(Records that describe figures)
============================================================
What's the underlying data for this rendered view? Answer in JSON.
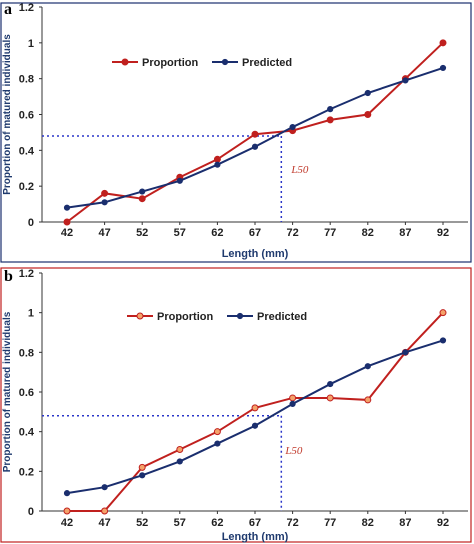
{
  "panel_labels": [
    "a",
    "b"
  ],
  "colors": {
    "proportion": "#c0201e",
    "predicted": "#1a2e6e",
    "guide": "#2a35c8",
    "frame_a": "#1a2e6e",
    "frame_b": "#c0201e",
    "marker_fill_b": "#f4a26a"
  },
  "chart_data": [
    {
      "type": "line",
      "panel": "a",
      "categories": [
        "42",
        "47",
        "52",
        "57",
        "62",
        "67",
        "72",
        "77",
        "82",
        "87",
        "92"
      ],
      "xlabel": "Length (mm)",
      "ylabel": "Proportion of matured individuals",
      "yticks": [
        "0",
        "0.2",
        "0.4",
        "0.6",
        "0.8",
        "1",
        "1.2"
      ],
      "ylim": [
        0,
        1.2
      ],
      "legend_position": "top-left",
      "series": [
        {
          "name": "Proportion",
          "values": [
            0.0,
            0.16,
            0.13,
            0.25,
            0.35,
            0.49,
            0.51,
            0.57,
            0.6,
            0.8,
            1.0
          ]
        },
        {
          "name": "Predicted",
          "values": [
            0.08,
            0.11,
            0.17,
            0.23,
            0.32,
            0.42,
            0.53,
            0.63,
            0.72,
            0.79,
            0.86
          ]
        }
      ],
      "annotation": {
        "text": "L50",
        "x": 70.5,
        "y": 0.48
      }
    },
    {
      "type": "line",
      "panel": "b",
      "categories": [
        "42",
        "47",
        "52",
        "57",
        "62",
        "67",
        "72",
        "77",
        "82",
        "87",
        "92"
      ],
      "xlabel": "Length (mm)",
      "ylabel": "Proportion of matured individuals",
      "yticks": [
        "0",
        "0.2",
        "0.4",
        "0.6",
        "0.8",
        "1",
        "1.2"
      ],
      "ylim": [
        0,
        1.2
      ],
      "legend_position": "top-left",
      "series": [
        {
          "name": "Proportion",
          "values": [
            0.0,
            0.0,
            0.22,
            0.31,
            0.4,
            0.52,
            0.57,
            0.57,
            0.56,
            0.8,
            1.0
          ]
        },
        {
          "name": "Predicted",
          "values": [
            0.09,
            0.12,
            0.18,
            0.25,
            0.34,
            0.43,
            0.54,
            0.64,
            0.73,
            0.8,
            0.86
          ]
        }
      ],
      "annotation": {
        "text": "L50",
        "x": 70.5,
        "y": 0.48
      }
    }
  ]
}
============================================================
## Work to complete
Output all of the data exactly as it stands, minus any images.

## Solved problem
What's the underlying data for this rendered view? Answer in JSON.
{
  "panel_labels": [
    "a",
    "b"
  ],
  "colors": {
    "proportion": "#c0201e",
    "predicted": "#1a2e6e",
    "guide": "#2a35c8",
    "frame_a": "#1a2e6e",
    "frame_b": "#c0201e",
    "marker_fill_b": "#f4a26a"
  },
  "chart_data": [
    {
      "type": "line",
      "panel": "a",
      "categories": [
        "42",
        "47",
        "52",
        "57",
        "62",
        "67",
        "72",
        "77",
        "82",
        "87",
        "92"
      ],
      "xlabel": "Length (mm)",
      "ylabel": "Proportion of matured individuals",
      "yticks": [
        "0",
        "0.2",
        "0.4",
        "0.6",
        "0.8",
        "1",
        "1.2"
      ],
      "ylim": [
        0,
        1.2
      ],
      "legend_position": "top-left",
      "series": [
        {
          "name": "Proportion",
          "values": [
            0.0,
            0.16,
            0.13,
            0.25,
            0.35,
            0.49,
            0.51,
            0.57,
            0.6,
            0.8,
            1.0
          ]
        },
        {
          "name": "Predicted",
          "values": [
            0.08,
            0.11,
            0.17,
            0.23,
            0.32,
            0.42,
            0.53,
            0.63,
            0.72,
            0.79,
            0.86
          ]
        }
      ],
      "annotation": {
        "text": "L50",
        "x": 70.5,
        "y": 0.48
      }
    },
    {
      "type": "line",
      "panel": "b",
      "categories": [
        "42",
        "47",
        "52",
        "57",
        "62",
        "67",
        "72",
        "77",
        "82",
        "87",
        "92"
      ],
      "xlabel": "Length (mm)",
      "ylabel": "Proportion of matured individuals",
      "yticks": [
        "0",
        "0.2",
        "0.4",
        "0.6",
        "0.8",
        "1",
        "1.2"
      ],
      "ylim": [
        0,
        1.2
      ],
      "legend_position": "top-left",
      "series": [
        {
          "name": "Proportion",
          "values": [
            0.0,
            0.0,
            0.22,
            0.31,
            0.4,
            0.52,
            0.57,
            0.57,
            0.56,
            0.8,
            1.0
          ]
        },
        {
          "name": "Predicted",
          "values": [
            0.09,
            0.12,
            0.18,
            0.25,
            0.34,
            0.43,
            0.54,
            0.64,
            0.73,
            0.8,
            0.86
          ]
        }
      ],
      "annotation": {
        "text": "L50",
        "x": 70.5,
        "y": 0.48
      }
    }
  ]
}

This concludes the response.